Each line below should be reproduced without any alteration.

>> START

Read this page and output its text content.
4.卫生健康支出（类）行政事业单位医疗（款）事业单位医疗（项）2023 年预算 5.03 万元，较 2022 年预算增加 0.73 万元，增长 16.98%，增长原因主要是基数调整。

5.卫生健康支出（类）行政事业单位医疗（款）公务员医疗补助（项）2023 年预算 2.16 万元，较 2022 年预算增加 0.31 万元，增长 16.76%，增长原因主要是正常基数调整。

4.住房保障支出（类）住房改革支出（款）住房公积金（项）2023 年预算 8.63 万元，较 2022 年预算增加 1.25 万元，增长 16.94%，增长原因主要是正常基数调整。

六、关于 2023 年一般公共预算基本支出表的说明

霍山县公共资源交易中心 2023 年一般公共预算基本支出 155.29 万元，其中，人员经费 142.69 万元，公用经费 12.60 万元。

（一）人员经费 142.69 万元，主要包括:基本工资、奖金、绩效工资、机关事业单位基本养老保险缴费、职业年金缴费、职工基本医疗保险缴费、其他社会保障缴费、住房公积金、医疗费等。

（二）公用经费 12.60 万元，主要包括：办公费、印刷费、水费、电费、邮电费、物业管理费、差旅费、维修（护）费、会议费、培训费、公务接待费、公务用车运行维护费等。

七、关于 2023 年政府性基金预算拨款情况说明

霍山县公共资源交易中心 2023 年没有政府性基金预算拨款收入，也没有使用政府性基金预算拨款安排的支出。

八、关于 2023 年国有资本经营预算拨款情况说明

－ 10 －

>> END

RESULT FOR THIS TASK
Read this page and output its text content.
4.卫生健康支出（类）行政事业单位医疗（款）事业单位医疗（项）2023 年预算 5.03 万元，较 2022 年预算增加 0.73 万元，增长 16.98%，增长原因主要是基数调整。

5.卫生健康支出（类）行政事业单位医疗（款）公务员医疗补助（项）2023 年预算 2.16 万元，较 2022 年预算增加 0.31 万元，增长 16.76%，增长原因主要是正常基数调整。

4.住房保障支出（类）住房改革支出（款）住房公积金（项）2023 年预算 8.63 万元，较 2022 年预算增加 1.25 万元，增长 16.94%，增长原因主要是正常基数调整。

六、关于 2023 年一般公共预算基本支出表的说明

霍山县公共资源交易中心 2023 年一般公共预算基本支出 155.29 万元，其中，人员经费 142.69 万元，公用经费 12.60 万元。

（一）人员经费 142.69 万元，主要包括:基本工资、奖金、绩效工资、机关事业单位基本养老保险缴费、职业年金缴费、职工基本医疗保险缴费、其他社会保障缴费、住房公积金、医疗费等。

（二）公用经费 12.60 万元，主要包括：办公费、印刷费、水费、电费、邮电费、物业管理费、差旅费、维修（护）费、会议费、培训费、公务接待费、公务用车运行维护费等。

七、关于 2023 年政府性基金预算拨款情况说明

霍山县公共资源交易中心 2023 年没有政府性基金预算拨款收入，也没有使用政府性基金预算拨款安排的支出。

八、关于 2023 年国有资本经营预算拨款情况说明

－ 10 －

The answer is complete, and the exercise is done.